Set task:
Scan the data below for the string "Adults". Copy every line where it appears.

Material:
(begin)

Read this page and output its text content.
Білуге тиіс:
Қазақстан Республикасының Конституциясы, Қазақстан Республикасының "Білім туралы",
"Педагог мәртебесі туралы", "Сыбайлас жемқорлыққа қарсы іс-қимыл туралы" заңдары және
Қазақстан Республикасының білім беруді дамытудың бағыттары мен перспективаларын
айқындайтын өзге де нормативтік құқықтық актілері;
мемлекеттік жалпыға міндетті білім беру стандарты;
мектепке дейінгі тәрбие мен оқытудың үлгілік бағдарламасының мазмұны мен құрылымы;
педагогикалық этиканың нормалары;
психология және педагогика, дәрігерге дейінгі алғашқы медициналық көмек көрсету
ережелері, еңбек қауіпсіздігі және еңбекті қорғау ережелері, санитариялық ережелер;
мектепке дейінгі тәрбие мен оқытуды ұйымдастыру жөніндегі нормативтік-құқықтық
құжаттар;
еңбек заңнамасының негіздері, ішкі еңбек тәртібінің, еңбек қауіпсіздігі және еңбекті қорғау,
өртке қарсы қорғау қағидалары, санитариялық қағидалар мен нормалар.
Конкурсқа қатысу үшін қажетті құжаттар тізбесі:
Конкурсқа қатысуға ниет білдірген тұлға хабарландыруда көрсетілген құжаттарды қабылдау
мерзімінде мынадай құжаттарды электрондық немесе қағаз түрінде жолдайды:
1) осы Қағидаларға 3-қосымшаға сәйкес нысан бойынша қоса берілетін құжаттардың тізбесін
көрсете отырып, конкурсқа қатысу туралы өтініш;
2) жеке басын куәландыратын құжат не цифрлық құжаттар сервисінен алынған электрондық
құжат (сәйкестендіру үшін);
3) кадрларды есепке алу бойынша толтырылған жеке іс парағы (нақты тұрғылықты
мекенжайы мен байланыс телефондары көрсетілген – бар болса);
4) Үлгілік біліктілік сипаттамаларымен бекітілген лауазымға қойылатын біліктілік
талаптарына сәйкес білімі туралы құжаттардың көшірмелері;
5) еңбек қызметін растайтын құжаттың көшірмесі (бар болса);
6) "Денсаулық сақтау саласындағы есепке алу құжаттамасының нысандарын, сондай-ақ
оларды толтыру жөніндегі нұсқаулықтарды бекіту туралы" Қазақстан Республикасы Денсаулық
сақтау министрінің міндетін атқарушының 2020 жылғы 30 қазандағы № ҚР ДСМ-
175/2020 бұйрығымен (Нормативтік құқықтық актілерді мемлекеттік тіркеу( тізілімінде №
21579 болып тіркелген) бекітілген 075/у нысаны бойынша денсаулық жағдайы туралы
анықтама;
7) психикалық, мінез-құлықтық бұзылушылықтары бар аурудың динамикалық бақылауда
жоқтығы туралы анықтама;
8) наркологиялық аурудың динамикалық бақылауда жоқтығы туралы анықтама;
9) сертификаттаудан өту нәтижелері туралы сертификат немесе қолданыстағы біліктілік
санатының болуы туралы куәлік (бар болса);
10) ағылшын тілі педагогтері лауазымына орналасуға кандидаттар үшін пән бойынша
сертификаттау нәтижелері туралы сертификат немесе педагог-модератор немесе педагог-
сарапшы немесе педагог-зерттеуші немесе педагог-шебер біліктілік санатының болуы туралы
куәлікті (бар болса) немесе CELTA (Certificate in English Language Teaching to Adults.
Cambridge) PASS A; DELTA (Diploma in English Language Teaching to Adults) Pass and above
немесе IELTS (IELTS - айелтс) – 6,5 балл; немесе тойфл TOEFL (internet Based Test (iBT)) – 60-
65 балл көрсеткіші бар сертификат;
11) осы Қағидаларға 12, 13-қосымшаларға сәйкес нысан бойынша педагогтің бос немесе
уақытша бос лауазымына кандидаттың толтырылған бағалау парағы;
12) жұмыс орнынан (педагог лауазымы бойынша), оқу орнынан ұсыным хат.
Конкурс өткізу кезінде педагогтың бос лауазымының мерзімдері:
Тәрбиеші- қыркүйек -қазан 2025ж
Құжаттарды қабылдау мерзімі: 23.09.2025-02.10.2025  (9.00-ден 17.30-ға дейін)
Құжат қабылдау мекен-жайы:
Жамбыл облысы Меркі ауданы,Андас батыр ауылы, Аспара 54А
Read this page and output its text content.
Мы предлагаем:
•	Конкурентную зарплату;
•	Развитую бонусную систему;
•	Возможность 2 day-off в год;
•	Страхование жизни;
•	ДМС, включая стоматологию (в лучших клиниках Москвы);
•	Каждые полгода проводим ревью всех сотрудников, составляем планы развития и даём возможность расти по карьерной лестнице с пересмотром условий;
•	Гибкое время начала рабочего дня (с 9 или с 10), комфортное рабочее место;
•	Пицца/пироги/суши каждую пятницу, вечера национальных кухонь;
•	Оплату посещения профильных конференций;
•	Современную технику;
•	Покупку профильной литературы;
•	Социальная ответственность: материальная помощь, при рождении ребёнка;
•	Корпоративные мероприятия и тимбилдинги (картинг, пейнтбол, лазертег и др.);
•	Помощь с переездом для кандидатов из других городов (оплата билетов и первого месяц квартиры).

(end)

Complete answer:
куәлікті (бар болса) немесе CELTA (Certificate in English Language Teaching to Adults.
Cambridge) PASS A; DELTA (Diploma in English Language Teaching to Adults) Pass and above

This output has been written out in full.